- [The records]
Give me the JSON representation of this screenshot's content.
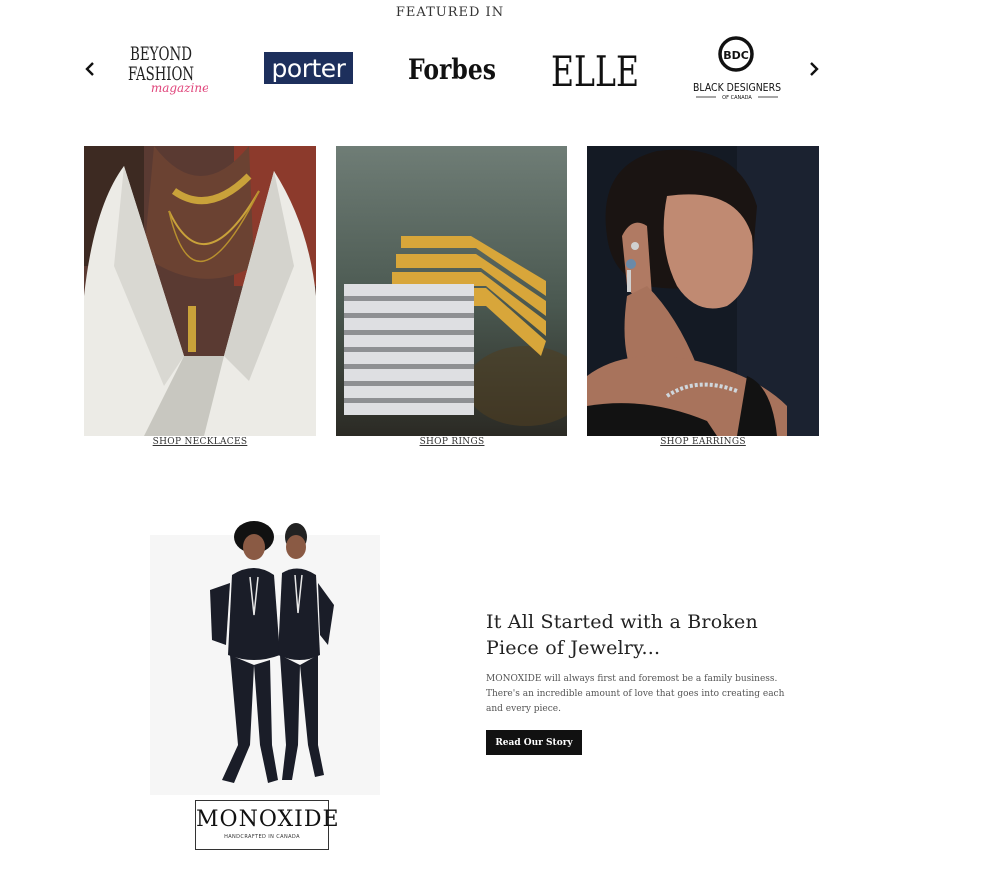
{
  "featured": {
    "title": "FEATURED IN",
    "logos": {
      "beyond_line1": "BEYOND",
      "beyond_line2": "FASHION",
      "beyond_line3": "magazine",
      "porter": "porter",
      "forbes": "Forbes",
      "elle": "ELLE",
      "bdc_mark": "BDC",
      "bdc_line1": "BLACK DESIGNERS",
      "bdc_line2": "OF CANADA"
    }
  },
  "collections": [
    {
      "label": "SHOP NECKLACES"
    },
    {
      "label": "SHOP RINGS"
    },
    {
      "label": "SHOP EARRINGS"
    }
  ],
  "story": {
    "brand": "MONOXIDE",
    "brand_tagline": "HANDCRAFTED IN CANADA",
    "title": "It All Started with a Broken Piece of Jewelry...",
    "body": "MONOXIDE will always first and foremost be a family business. There's an incredible amount of love that goes into creating each and every piece.",
    "button": "Read Our Story"
  },
  "colors": {
    "accent_pink": "#e0457b",
    "porter_navy": "#1d2f5c",
    "button_bg": "#111111"
  }
}
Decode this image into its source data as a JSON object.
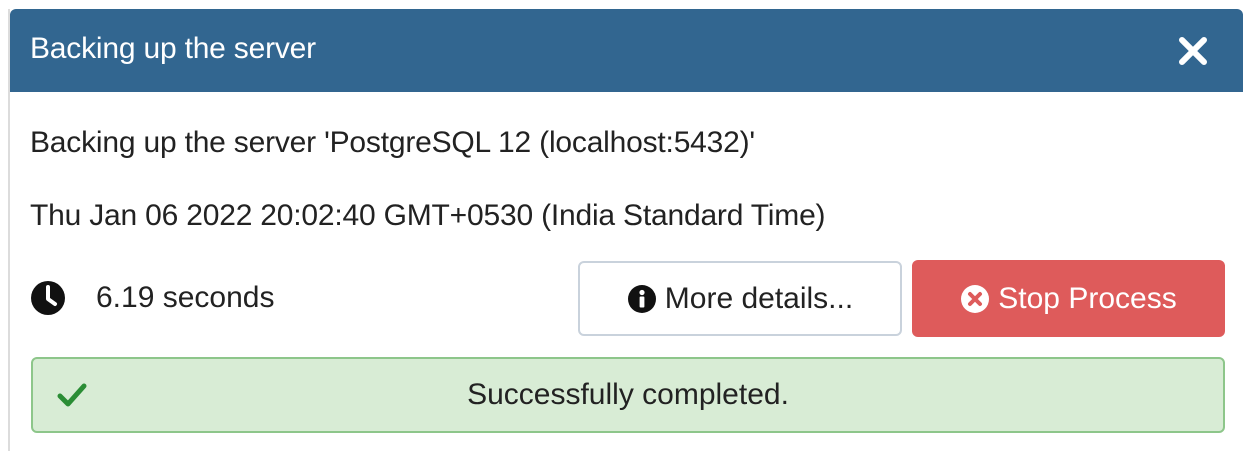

- [Short problem]
Looking at the records above, report how many lines contain the word "MONOXIDE". Answer with the number only.

- [Complete answer]
2